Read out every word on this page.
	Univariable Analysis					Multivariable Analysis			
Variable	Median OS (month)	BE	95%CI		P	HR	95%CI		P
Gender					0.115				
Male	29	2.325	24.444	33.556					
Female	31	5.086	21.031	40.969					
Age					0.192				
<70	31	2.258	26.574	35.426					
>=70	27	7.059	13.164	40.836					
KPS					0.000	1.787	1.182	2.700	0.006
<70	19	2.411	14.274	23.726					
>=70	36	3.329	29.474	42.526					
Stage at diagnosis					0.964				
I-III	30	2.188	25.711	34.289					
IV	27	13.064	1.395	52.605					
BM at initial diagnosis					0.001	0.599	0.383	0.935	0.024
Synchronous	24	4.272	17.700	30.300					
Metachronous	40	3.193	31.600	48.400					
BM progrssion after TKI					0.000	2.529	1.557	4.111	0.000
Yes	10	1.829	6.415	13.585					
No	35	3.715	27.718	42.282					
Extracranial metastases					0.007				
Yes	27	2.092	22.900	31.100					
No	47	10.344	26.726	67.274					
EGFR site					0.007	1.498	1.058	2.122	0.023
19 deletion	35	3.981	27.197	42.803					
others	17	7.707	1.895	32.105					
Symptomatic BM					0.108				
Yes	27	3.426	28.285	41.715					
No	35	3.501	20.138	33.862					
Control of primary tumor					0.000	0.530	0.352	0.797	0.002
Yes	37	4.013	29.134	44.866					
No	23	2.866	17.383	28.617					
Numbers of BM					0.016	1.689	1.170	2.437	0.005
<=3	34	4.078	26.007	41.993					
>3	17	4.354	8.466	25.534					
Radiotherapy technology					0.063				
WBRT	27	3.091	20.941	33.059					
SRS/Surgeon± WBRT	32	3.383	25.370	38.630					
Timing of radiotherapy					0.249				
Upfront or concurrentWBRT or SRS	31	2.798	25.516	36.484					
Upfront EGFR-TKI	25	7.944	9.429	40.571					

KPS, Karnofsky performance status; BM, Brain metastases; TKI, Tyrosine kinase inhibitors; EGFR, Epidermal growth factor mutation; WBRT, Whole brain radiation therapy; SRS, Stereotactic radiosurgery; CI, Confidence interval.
+ + + +
PROBLEM REQUIREMENTS
Retype every line above with nothing changed.

RESPONSE BELOW
Read out every word on this page.
	Univariable Analysis					Multivariable Analysis			
Variable	Median OS (month)	BE	95%CI		P	HR	95%CI		P
Gender					0.115				
Male	29	2.325	24.444	33.556					
Female	31	5.086	21.031	40.969					
Age					0.192				
<70	31	2.258	26.574	35.426					
>=70	27	7.059	13.164	40.836					
KPS					0.000	1.787	1.182	2.700	0.006
<70	19	2.411	14.274	23.726					
>=70	36	3.329	29.474	42.526					
Stage at diagnosis					0.964				
I-III	30	2.188	25.711	34.289					
IV	27	13.064	1.395	52.605					
BM at initial diagnosis					0.001	0.599	0.383	0.935	0.024
Synchronous	24	4.272	17.700	30.300					
Metachronous	40	3.193	31.600	48.400					
BM progrssion after TKI					0.000	2.529	1.557	4.111	0.000
Yes	10	1.829	6.415	13.585					
No	35	3.715	27.718	42.282					
Extracranial metastases					0.007				
Yes	27	2.092	22.900	31.100					
No	47	10.344	26.726	67.274					
EGFR site					0.007	1.498	1.058	2.122	0.023
19 deletion	35	3.981	27.197	42.803					
others	17	7.707	1.895	32.105					
Symptomatic BM					0.108				
Yes	27	3.426	28.285	41.715					
No	35	3.501	20.138	33.862					
Control of primary tumor					0.000	0.530	0.352	0.797	0.002
Yes	37	4.013	29.134	44.866					
No	23	2.866	17.383	28.617					
Numbers of BM					0.016	1.689	1.170	2.437	0.005
<=3	34	4.078	26.007	41.993					
>3	17	4.354	8.466	25.534					
Radiotherapy technology					0.063				
WBRT	27	3.091	20.941	33.059					
SRS/Surgeon± WBRT	32	3.383	25.370	38.630					
Timing of radiotherapy					0.249				
Upfront or concurrentWBRT or SRS	31	2.798	25.516	36.484					
Upfront EGFR-TKI	25	7.944	9.429	40.571					

KPS, Karnofsky performance status; BM, Brain metastases; TKI, Tyrosine kinase inhibitors; EGFR, Epidermal growth factor mutation; WBRT, Whole brain radiation therapy; SRS, Stereotactic radiosurgery; CI, Confidence interval.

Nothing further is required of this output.